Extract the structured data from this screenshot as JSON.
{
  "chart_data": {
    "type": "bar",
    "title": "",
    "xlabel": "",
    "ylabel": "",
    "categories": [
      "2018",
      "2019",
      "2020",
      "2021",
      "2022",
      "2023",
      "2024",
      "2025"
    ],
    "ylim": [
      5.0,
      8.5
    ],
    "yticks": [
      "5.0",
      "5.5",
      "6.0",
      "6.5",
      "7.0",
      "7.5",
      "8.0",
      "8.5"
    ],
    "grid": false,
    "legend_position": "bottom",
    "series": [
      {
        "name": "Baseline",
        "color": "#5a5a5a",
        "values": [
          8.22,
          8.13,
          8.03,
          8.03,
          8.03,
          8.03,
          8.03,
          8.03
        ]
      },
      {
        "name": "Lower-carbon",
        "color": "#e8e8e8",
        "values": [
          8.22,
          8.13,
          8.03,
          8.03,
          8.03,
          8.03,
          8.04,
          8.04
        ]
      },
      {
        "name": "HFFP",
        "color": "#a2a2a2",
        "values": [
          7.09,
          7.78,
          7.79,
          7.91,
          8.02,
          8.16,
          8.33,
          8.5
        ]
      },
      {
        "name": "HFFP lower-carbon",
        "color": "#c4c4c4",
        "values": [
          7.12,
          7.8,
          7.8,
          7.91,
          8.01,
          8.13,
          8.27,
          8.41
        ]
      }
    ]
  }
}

========================

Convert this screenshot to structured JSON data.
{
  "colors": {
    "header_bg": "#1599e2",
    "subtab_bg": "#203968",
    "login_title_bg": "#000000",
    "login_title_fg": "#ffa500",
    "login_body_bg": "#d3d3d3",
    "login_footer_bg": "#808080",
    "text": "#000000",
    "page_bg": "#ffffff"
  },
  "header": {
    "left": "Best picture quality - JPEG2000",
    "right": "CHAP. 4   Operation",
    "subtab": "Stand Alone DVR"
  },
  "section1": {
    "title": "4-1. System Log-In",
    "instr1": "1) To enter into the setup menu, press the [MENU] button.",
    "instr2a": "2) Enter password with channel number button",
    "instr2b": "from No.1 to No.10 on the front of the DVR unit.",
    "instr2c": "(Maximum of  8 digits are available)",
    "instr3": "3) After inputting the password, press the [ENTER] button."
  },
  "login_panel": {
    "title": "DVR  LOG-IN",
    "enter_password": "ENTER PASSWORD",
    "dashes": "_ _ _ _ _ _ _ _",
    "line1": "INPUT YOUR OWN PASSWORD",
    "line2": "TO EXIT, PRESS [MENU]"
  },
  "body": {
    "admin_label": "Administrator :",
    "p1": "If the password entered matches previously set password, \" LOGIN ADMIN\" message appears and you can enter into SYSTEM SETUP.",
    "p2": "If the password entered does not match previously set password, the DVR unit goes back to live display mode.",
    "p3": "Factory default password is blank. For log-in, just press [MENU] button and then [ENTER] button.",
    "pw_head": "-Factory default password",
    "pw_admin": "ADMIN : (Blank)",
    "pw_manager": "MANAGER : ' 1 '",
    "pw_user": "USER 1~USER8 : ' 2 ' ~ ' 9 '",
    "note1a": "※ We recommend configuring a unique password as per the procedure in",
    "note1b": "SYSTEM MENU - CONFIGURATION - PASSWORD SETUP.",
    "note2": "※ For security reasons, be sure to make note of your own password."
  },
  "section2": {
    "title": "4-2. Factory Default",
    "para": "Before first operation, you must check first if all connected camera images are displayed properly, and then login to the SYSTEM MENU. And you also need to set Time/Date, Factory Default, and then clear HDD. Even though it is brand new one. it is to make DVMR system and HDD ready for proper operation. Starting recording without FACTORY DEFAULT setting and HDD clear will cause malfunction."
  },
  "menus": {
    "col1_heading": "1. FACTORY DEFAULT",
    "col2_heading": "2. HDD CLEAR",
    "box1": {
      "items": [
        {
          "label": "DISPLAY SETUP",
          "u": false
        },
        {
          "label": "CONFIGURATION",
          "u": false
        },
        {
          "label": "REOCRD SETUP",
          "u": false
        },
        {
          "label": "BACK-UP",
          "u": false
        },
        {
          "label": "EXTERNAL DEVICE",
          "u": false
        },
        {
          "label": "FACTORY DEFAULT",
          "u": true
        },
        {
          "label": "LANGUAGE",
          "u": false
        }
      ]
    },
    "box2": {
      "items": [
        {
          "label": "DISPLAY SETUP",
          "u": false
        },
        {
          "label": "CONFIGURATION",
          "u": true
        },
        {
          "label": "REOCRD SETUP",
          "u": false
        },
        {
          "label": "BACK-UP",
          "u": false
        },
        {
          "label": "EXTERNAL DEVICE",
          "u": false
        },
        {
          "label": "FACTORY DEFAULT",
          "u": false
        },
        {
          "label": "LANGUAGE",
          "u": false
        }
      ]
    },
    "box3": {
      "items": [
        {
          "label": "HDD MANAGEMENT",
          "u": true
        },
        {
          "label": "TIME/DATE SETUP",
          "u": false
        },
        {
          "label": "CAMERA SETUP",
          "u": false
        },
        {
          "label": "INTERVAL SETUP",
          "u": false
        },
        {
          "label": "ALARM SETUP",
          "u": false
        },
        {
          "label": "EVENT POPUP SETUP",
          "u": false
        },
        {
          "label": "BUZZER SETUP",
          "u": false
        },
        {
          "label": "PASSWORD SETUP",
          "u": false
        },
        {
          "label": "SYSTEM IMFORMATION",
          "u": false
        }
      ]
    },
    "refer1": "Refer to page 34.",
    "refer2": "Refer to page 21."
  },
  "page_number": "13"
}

========================

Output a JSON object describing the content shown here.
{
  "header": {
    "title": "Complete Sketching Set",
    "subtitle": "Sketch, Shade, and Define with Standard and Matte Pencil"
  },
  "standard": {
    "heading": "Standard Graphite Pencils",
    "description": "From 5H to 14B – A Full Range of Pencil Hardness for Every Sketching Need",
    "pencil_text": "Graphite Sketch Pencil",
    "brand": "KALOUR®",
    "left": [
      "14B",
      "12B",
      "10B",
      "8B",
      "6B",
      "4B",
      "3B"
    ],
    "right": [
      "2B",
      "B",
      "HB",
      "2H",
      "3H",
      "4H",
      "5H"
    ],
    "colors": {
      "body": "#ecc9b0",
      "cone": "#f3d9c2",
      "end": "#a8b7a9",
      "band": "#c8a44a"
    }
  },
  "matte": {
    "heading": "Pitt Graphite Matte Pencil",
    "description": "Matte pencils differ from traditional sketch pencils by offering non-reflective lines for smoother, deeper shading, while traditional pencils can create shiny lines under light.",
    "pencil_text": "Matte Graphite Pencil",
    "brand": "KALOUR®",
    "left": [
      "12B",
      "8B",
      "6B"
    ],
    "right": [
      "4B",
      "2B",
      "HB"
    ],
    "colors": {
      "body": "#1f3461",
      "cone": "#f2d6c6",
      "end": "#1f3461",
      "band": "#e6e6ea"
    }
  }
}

========================

Scan the records above and report how many lines include the word "this", without any other text.

## The result
2